*Aim of the exercise*.
Rewrite every line of the records below with "plot-area" replaced by "plotting-region" and everything else left unchanged, omitting the pictures from your answer.

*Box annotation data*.
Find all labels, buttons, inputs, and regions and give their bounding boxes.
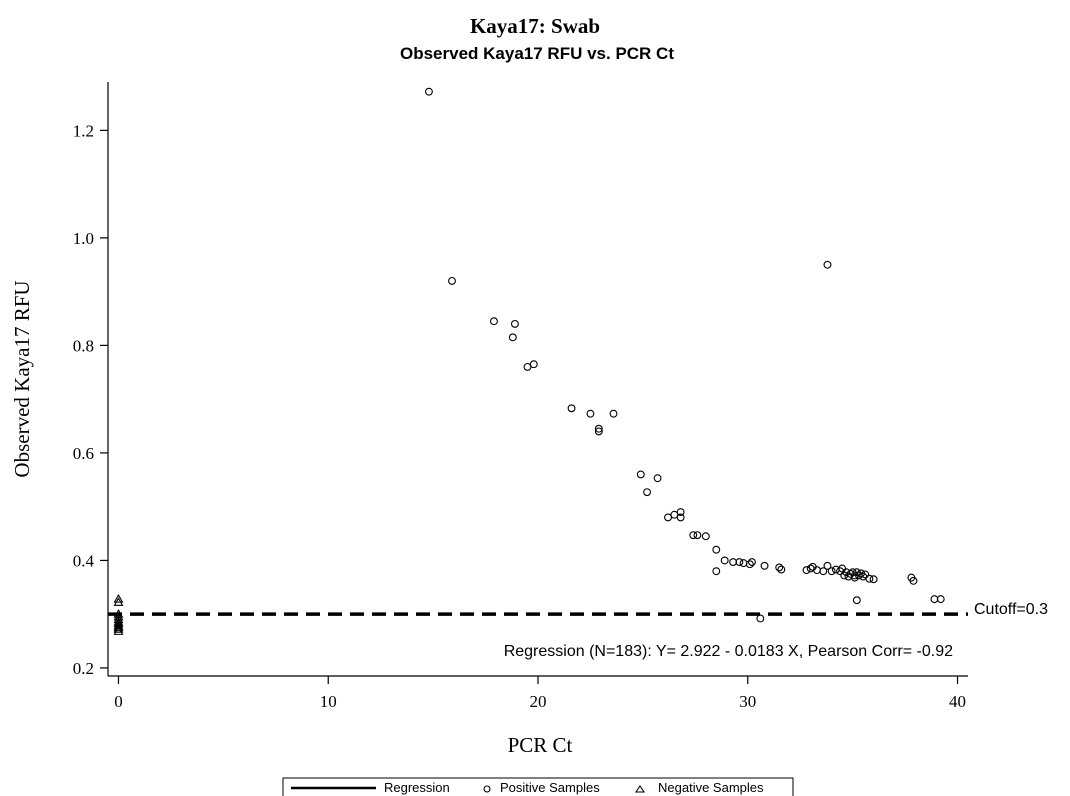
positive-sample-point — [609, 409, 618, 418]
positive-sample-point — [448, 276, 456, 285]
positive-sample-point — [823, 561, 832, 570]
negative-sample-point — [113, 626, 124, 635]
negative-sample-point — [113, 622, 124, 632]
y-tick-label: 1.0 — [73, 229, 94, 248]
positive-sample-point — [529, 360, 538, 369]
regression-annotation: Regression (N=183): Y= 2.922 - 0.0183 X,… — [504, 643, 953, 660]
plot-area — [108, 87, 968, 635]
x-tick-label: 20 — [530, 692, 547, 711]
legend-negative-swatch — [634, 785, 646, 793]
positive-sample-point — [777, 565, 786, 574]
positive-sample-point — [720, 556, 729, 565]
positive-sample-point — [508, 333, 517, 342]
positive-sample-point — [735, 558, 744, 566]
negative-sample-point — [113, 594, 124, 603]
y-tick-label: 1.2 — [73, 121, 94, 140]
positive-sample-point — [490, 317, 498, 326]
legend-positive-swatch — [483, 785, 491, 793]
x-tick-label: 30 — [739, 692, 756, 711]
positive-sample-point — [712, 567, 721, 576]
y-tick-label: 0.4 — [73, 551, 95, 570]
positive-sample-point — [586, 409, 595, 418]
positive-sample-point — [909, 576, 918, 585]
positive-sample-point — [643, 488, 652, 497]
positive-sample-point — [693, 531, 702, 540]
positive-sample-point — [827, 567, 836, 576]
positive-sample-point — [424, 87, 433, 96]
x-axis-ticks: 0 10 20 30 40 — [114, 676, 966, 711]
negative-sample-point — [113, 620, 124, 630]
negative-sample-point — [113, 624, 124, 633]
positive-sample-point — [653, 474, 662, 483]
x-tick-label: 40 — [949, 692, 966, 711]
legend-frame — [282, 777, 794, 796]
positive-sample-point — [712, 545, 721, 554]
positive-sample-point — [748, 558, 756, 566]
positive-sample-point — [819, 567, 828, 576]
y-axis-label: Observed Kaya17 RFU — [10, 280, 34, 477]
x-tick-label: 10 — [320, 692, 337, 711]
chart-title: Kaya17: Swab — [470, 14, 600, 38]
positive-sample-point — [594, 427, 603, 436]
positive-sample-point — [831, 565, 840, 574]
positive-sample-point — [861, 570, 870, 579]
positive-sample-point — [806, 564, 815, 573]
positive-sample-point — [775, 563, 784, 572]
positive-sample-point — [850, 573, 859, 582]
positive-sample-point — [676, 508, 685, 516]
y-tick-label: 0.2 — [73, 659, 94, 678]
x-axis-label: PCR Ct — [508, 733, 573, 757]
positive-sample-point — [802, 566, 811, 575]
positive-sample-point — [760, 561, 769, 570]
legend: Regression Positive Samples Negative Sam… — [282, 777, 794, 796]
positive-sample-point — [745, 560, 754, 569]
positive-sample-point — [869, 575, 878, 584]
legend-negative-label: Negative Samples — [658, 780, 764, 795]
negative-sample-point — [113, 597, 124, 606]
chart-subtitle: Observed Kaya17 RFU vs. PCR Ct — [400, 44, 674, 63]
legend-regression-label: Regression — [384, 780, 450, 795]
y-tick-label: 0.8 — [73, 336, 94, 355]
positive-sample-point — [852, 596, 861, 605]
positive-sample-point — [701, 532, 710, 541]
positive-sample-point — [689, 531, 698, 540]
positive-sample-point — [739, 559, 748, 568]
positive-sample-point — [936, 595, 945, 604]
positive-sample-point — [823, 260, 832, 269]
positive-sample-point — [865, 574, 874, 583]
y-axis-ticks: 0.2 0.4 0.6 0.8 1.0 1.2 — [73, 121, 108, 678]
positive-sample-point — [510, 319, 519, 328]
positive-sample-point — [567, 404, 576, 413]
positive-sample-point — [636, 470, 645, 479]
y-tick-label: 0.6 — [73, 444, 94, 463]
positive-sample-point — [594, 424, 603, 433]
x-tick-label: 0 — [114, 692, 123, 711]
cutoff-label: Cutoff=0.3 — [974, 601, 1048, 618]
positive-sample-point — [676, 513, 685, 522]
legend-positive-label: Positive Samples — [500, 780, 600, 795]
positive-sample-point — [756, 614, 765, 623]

*Answer to this problem*.
Find all labels, buttons, inputs, and regions and give their bounding boxes.
positive-sample-point — [609, 409, 618, 418]
positive-sample-point — [448, 276, 456, 285]
positive-sample-point — [823, 561, 832, 570]
negative-sample-point — [113, 626, 124, 635]
negative-sample-point — [113, 622, 124, 632]
y-tick-label: 1.0 — [73, 229, 94, 248]
positive-sample-point — [529, 360, 538, 369]
regression-annotation: Regression (N=183): Y= 2.922 - 0.0183 X,… — [504, 643, 953, 660]
plotting-region — [108, 87, 968, 635]
x-tick-label: 20 — [530, 692, 547, 711]
legend-negative-swatch — [634, 785, 646, 793]
positive-sample-point — [777, 565, 786, 574]
positive-sample-point — [720, 556, 729, 565]
positive-sample-point — [508, 333, 517, 342]
positive-sample-point — [735, 558, 744, 566]
negative-sample-point — [113, 594, 124, 603]
y-tick-label: 1.2 — [73, 121, 94, 140]
positive-sample-point — [490, 317, 498, 326]
legend-positive-swatch — [483, 785, 491, 793]
x-tick-label: 30 — [739, 692, 756, 711]
positive-sample-point — [712, 567, 721, 576]
y-tick-label: 0.4 — [73, 551, 95, 570]
positive-sample-point — [586, 409, 595, 418]
positive-sample-point — [909, 576, 918, 585]
positive-sample-point — [643, 488, 652, 497]
positive-sample-point — [693, 531, 702, 540]
positive-sample-point — [827, 567, 836, 576]
positive-sample-point — [424, 87, 433, 96]
x-axis-ticks: 0 10 20 30 40 — [114, 676, 966, 711]
negative-sample-point — [113, 620, 124, 630]
negative-sample-point — [113, 624, 124, 633]
positive-sample-point — [653, 474, 662, 483]
x-tick-label: 40 — [949, 692, 966, 711]
legend-frame — [282, 777, 794, 796]
positive-sample-point — [712, 545, 721, 554]
positive-sample-point — [748, 558, 756, 566]
positive-sample-point — [819, 567, 828, 576]
y-axis-label: Observed Kaya17 RFU — [10, 280, 34, 477]
x-tick-label: 10 — [320, 692, 337, 711]
chart-title: Kaya17: Swab — [470, 14, 600, 38]
positive-sample-point — [594, 427, 603, 436]
positive-sample-point — [831, 565, 840, 574]
positive-sample-point — [861, 570, 870, 579]
positive-sample-point — [806, 564, 815, 573]
positive-sample-point — [775, 563, 784, 572]
positive-sample-point — [850, 573, 859, 582]
positive-sample-point — [676, 508, 685, 516]
y-tick-label: 0.2 — [73, 659, 94, 678]
x-axis-label: PCR Ct — [508, 733, 573, 757]
positive-sample-point — [802, 566, 811, 575]
positive-sample-point — [760, 561, 769, 570]
legend: Regression Positive Samples Negative Sam… — [282, 777, 794, 796]
positive-sample-point — [745, 560, 754, 569]
positive-sample-point — [869, 575, 878, 584]
legend-negative-label: Negative Samples — [658, 780, 764, 795]
negative-sample-point — [113, 597, 124, 606]
chart-subtitle: Observed Kaya17 RFU vs. PCR Ct — [400, 44, 674, 63]
legend-regression-label: Regression — [384, 780, 450, 795]
y-tick-label: 0.8 — [73, 336, 94, 355]
positive-sample-point — [852, 596, 861, 605]
positive-sample-point — [701, 532, 710, 541]
positive-sample-point — [689, 531, 698, 540]
positive-sample-point — [739, 559, 748, 568]
positive-sample-point — [936, 595, 945, 604]
positive-sample-point — [823, 260, 832, 269]
positive-sample-point — [865, 574, 874, 583]
y-axis-ticks: 0.2 0.4 0.6 0.8 1.0 1.2 — [73, 121, 108, 678]
positive-sample-point — [510, 319, 519, 328]
positive-sample-point — [567, 404, 576, 413]
positive-sample-point — [636, 470, 645, 479]
y-tick-label: 0.6 — [73, 444, 94, 463]
positive-sample-point — [594, 424, 603, 433]
x-tick-label: 0 — [114, 692, 123, 711]
cutoff-label: Cutoff=0.3 — [974, 601, 1048, 618]
positive-sample-point — [676, 513, 685, 522]
legend-positive-label: Positive Samples — [500, 780, 600, 795]
positive-sample-point — [756, 614, 765, 623]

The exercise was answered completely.